■ WORK TO BE COMPLETED
Rewrite all of the items below, changing each occurrence of "svg-text" to "vector-text" and keeping every other character as it is.

RECORDS SHOWN start

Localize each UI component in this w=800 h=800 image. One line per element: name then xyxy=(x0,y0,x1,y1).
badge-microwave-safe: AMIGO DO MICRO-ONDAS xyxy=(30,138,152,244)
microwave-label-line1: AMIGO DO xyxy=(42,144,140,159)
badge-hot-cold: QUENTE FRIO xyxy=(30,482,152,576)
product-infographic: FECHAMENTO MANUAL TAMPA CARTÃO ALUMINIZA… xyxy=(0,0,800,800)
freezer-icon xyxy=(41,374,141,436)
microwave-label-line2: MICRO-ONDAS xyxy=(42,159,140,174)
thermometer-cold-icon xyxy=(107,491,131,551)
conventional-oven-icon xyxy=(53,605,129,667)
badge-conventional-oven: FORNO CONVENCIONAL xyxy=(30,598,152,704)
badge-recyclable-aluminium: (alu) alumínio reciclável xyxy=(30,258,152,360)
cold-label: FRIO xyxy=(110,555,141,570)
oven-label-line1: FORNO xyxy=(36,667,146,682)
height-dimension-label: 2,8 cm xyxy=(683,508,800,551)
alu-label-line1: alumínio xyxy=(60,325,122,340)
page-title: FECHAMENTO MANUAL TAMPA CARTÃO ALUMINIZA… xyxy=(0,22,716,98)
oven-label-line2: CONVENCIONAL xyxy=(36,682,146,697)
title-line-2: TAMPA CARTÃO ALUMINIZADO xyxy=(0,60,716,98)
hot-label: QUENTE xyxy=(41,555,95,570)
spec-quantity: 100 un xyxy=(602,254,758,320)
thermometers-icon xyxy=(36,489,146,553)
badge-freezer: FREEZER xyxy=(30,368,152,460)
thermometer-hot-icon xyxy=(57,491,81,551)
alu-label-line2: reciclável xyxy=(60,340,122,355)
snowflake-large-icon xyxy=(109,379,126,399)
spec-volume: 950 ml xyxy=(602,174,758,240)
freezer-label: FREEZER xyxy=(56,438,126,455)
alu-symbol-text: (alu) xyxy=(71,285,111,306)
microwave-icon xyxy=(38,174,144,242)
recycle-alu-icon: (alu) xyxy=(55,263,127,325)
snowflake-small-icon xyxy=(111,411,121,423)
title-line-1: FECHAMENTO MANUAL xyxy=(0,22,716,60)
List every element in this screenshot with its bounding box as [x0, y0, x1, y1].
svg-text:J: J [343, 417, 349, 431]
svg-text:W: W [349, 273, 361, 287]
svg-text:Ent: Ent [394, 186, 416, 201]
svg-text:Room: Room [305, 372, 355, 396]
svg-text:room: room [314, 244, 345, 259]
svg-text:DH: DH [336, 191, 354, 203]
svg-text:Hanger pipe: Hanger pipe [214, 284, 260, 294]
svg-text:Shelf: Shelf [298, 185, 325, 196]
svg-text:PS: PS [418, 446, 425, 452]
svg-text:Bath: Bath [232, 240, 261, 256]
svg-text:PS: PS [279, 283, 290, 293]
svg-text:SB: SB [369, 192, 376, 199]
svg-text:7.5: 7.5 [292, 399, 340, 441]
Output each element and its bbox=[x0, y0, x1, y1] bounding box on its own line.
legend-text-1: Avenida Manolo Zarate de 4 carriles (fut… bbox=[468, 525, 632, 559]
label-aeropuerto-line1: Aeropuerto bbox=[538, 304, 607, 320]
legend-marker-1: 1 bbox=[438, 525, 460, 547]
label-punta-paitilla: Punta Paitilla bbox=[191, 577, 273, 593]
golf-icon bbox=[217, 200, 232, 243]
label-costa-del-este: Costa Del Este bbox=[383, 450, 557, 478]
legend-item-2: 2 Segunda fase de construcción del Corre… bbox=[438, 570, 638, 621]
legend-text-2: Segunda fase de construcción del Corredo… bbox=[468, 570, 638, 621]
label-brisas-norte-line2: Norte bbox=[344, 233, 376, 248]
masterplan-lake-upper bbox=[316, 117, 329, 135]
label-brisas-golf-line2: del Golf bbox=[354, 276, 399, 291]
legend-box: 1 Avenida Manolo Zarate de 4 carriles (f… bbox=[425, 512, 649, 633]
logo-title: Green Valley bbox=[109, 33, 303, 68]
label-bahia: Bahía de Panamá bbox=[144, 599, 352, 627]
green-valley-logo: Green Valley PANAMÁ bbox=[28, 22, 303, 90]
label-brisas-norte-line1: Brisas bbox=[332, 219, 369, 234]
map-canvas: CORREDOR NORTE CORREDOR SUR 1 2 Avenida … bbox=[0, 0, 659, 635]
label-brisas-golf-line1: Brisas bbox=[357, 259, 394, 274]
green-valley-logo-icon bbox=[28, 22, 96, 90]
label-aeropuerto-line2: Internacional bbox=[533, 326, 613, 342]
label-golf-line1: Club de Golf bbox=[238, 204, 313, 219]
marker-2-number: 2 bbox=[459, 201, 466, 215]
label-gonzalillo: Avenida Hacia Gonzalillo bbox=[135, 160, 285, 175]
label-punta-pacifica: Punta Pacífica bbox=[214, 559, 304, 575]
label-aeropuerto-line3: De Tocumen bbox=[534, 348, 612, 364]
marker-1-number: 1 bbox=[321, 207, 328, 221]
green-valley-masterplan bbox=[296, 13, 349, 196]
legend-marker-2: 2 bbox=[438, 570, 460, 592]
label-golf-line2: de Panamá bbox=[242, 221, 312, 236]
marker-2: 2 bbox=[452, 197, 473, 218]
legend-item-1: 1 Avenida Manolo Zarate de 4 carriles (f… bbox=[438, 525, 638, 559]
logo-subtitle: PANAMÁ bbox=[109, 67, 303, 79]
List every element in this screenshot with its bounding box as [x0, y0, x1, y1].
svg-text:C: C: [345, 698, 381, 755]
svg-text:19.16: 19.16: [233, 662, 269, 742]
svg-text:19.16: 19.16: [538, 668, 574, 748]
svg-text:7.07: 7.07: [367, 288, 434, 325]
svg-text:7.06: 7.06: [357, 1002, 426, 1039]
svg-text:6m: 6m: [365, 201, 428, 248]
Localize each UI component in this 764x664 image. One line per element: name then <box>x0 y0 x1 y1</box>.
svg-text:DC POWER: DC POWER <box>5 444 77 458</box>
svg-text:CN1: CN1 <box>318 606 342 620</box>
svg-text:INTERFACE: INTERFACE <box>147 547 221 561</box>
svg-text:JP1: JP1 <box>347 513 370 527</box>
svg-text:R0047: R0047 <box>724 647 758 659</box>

RECORDS SHOWN end

■ FINAL RESULT
Localize each UI component in this w=800 h=800 image. One line per element: name then xyxy=(x0,y0,x1,y1).
badge-microwave-safe: AMIGO DO MICRO-ONDAS xyxy=(30,138,152,244)
microwave-label-line1: AMIGO DO xyxy=(42,144,140,159)
badge-hot-cold: QUENTE FRIO xyxy=(30,482,152,576)
product-infographic: FECHAMENTO MANUAL TAMPA CARTÃO ALUMINIZA… xyxy=(0,0,800,800)
freezer-icon xyxy=(41,374,141,436)
microwave-label-line2: MICRO-ONDAS xyxy=(42,159,140,174)
thermometer-cold-icon xyxy=(107,491,131,551)
conventional-oven-icon xyxy=(53,605,129,667)
badge-conventional-oven: FORNO CONVENCIONAL xyxy=(30,598,152,704)
badge-recyclable-aluminium: (alu) alumínio reciclável xyxy=(30,258,152,360)
cold-label: FRIO xyxy=(110,555,141,570)
oven-label-line1: FORNO xyxy=(36,667,146,682)
height-dimension-label: 2,8 cm xyxy=(683,508,800,551)
alu-label-line1: alumínio xyxy=(60,325,122,340)
page-title: FECHAMENTO MANUAL TAMPA CARTÃO ALUMINIZA… xyxy=(0,22,716,98)
oven-label-line2: CONVENCIONAL xyxy=(36,682,146,697)
title-line-2: TAMPA CARTÃO ALUMINIZADO xyxy=(0,60,716,98)
hot-label: QUENTE xyxy=(41,555,95,570)
spec-quantity: 100 un xyxy=(602,254,758,320)
thermometers-icon xyxy=(36,489,146,553)
badge-freezer: FREEZER xyxy=(30,368,152,460)
thermometer-hot-icon xyxy=(57,491,81,551)
alu-label-line2: reciclável xyxy=(60,340,122,355)
snowflake-large-icon xyxy=(109,379,126,399)
spec-volume: 950 ml xyxy=(602,174,758,240)
freezer-label: FREEZER xyxy=(56,438,126,455)
alu-symbol-text: (alu) xyxy=(71,285,111,306)
microwave-icon xyxy=(38,174,144,242)
recycle-alu-icon: (alu) xyxy=(55,263,127,325)
snowflake-small-icon xyxy=(111,411,121,423)
title-line-1: FECHAMENTO MANUAL xyxy=(0,22,716,60)
List every element in this screenshot with its bounding box as [x0, y0, x1, y1].
vector-text:J: J [343, 417, 349, 431]
vector-text:W: W [349, 273, 361, 287]
vector-text:Ent: Ent [394, 186, 416, 201]
vector-text:Room: Room [305, 372, 355, 396]
vector-text:room: room [314, 244, 345, 259]
vector-text:DH: DH [336, 191, 354, 203]
vector-text:Hanger pipe: Hanger pipe [214, 284, 260, 294]
vector-text:Shelf: Shelf [298, 185, 325, 196]
vector-text:PS: PS [418, 446, 425, 452]
vector-text:Bath: Bath [232, 240, 261, 256]
vector-text:PS: PS [279, 283, 290, 293]
vector-text:SB: SB [369, 192, 376, 199]
vector-text:7.5: 7.5 [292, 399, 340, 441]
Output each element and its bbox=[x0, y0, x1, y1] bounding box on its own line.
legend-text-1: Avenida Manolo Zarate de 4 carriles (fut… bbox=[468, 525, 632, 559]
label-aeropuerto-line1: Aeropuerto bbox=[538, 304, 607, 320]
legend-marker-1: 1 bbox=[438, 525, 460, 547]
label-punta-paitilla: Punta Paitilla bbox=[191, 577, 273, 593]
golf-icon bbox=[217, 200, 232, 243]
label-costa-del-este: Costa Del Este bbox=[383, 450, 557, 478]
legend-item-2: 2 Segunda fase de construcción del Corre… bbox=[438, 570, 638, 621]
legend-text-2: Segunda fase de construcción del Corredo… bbox=[468, 570, 638, 621]
label-brisas-norte-line2: Norte bbox=[344, 233, 376, 248]
masterplan-lake-upper bbox=[316, 117, 329, 135]
label-brisas-golf-line2: del Golf bbox=[354, 276, 399, 291]
legend-box: 1 Avenida Manolo Zarate de 4 carriles (f… bbox=[425, 512, 649, 633]
logo-title: Green Valley bbox=[109, 33, 303, 68]
label-bahia: Bahía de Panamá bbox=[144, 599, 352, 627]
green-valley-logo: Green Valley PANAMÁ bbox=[28, 22, 303, 90]
label-brisas-norte-line1: Brisas bbox=[332, 219, 369, 234]
map-canvas: CORREDOR NORTE CORREDOR SUR 1 2 Avenida … bbox=[0, 0, 659, 635]
label-brisas-golf-line1: Brisas bbox=[357, 259, 394, 274]
green-valley-logo-icon bbox=[28, 22, 96, 90]
label-aeropuerto-line2: Internacional bbox=[533, 326, 613, 342]
label-golf-line1: Club de Golf bbox=[238, 204, 313, 219]
marker-2-number: 2 bbox=[459, 201, 466, 215]
label-gonzalillo: Avenida Hacia Gonzalillo bbox=[135, 160, 285, 175]
label-punta-pacifica: Punta Pacífica bbox=[214, 559, 304, 575]
label-aeropuerto-line3: De Tocumen bbox=[534, 348, 612, 364]
marker-1-number: 1 bbox=[321, 207, 328, 221]
green-valley-masterplan bbox=[296, 13, 349, 196]
legend-marker-2: 2 bbox=[438, 570, 460, 592]
label-golf-line2: de Panamá bbox=[242, 221, 312, 236]
marker-2: 2 bbox=[452, 197, 473, 218]
legend-item-1: 1 Avenida Manolo Zarate de 4 carriles (f… bbox=[438, 525, 638, 559]
logo-subtitle: PANAMÁ bbox=[109, 67, 303, 79]
List every element in this screenshot with its bounding box as [x0, y0, x1, y1].
vector-text:C: C: [345, 698, 381, 755]
vector-text:19.16: 19.16: [233, 662, 269, 742]
vector-text:19.16: 19.16: [538, 668, 574, 748]
vector-text:7.07: 7.07: [367, 288, 434, 325]
vector-text:7.06: 7.06: [357, 1002, 426, 1039]
vector-text:6m: 6m: [365, 201, 428, 248]
Localize each UI component in this 764x664 image. One line per element: name then <box>x0 y0 x1 y1</box>.
vector-text:DC POWER: DC POWER <box>5 444 77 458</box>
vector-text:CN1: CN1 <box>318 606 342 620</box>
vector-text:INTERFACE: INTERFACE <box>147 547 221 561</box>
vector-text:JP1: JP1 <box>347 513 370 527</box>
vector-text:R0047: R0047 <box>724 647 758 659</box>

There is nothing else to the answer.